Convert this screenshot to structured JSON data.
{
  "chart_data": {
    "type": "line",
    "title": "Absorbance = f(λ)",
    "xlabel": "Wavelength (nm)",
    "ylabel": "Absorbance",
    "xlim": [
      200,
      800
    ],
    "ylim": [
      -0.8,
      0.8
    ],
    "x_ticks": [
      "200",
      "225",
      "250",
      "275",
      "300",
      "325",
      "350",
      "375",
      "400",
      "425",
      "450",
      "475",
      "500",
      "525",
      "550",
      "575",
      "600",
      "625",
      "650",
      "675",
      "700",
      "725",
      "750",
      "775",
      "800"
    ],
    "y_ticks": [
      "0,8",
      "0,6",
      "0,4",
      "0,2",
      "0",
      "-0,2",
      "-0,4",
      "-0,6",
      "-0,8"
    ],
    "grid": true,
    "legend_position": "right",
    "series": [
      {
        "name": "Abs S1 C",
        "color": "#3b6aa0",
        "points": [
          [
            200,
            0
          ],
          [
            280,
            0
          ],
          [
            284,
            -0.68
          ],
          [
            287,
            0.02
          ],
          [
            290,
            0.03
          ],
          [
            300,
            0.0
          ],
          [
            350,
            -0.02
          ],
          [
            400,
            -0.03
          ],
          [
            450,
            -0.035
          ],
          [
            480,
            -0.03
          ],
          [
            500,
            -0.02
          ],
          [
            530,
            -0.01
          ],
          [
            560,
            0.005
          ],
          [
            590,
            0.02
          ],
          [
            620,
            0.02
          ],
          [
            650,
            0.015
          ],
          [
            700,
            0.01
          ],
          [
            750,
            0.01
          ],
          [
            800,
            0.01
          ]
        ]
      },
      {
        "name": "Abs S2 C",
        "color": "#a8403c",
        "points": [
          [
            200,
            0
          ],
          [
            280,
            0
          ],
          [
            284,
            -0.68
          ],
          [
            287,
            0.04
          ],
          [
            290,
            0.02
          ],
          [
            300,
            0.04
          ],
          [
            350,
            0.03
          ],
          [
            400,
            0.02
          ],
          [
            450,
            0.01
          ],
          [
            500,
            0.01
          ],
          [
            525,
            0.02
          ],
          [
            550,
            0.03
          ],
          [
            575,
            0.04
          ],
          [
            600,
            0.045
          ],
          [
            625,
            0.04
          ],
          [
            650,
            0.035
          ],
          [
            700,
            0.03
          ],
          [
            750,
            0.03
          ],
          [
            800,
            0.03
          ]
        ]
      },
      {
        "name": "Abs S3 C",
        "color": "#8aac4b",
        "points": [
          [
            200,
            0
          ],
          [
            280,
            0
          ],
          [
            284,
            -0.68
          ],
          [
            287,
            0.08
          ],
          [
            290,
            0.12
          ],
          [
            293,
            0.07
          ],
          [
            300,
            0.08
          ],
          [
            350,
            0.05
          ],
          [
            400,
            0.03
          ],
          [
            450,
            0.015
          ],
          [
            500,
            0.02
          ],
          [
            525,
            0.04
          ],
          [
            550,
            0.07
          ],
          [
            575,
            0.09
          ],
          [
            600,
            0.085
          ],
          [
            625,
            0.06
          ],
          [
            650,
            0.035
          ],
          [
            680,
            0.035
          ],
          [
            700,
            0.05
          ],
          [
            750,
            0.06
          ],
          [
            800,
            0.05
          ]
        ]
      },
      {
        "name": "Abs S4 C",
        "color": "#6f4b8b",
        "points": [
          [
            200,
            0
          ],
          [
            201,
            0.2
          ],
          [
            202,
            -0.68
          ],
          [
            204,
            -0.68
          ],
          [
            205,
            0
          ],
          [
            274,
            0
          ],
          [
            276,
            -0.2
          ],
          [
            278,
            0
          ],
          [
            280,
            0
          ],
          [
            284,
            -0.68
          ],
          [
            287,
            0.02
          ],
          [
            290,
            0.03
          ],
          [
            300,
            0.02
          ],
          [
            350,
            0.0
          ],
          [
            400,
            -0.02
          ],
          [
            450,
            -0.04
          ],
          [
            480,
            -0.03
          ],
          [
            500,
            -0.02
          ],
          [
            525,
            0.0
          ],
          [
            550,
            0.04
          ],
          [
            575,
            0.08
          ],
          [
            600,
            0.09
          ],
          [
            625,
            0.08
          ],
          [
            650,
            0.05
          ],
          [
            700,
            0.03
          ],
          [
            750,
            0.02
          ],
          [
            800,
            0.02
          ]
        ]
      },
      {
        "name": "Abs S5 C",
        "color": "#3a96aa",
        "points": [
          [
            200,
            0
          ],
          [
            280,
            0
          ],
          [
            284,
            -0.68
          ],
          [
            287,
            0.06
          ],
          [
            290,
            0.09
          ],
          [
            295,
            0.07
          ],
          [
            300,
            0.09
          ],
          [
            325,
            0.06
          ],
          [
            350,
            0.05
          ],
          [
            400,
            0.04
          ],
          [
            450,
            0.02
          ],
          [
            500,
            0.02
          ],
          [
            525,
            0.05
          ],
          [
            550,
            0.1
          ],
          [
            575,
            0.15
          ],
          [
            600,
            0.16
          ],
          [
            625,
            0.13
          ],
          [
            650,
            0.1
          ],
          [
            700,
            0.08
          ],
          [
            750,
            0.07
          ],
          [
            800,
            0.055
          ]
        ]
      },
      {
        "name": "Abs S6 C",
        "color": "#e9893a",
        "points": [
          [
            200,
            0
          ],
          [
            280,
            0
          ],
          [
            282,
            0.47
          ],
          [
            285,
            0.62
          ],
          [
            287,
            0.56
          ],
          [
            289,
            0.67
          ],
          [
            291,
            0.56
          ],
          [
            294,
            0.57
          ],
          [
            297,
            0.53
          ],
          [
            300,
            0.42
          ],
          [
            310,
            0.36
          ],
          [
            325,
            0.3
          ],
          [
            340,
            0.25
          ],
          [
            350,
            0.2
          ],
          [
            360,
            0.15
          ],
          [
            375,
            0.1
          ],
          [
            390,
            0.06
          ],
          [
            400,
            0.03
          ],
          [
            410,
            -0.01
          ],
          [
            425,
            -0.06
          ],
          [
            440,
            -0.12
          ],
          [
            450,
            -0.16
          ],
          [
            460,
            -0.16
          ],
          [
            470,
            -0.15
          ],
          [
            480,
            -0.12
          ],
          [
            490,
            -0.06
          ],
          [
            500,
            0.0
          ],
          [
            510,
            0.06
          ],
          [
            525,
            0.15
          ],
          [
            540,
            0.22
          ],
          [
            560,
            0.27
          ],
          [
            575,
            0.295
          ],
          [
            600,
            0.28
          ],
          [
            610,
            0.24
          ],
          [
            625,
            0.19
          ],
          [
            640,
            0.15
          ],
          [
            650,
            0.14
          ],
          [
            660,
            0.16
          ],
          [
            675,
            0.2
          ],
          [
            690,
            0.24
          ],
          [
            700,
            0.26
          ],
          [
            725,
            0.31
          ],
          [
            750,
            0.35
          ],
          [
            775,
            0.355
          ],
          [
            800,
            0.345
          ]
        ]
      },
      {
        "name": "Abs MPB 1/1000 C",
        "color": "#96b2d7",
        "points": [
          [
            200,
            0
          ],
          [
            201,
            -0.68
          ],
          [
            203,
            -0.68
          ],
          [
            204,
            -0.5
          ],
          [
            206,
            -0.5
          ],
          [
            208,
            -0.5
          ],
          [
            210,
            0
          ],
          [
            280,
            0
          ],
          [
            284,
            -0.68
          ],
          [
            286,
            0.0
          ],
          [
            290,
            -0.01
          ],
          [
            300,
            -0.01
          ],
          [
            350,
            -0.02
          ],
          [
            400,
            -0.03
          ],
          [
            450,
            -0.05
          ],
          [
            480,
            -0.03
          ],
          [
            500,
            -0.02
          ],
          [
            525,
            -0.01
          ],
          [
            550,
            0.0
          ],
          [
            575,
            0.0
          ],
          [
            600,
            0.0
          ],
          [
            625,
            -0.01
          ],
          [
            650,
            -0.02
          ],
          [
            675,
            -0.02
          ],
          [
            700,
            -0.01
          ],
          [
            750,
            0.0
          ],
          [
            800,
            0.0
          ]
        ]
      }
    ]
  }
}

○ ○ ○

▶ [What you need to do]: Copy, from the material above, each line in which the string "color" occurs.

▶ [Exercise solution]:
        "color": "#3b6aa0",
        "color": "#a8403c",
        "color": "#8aac4b",
        "color": "#6f4b8b",
        "color": "#3a96aa",
        "color": "#e9893a",
        "color": "#96b2d7",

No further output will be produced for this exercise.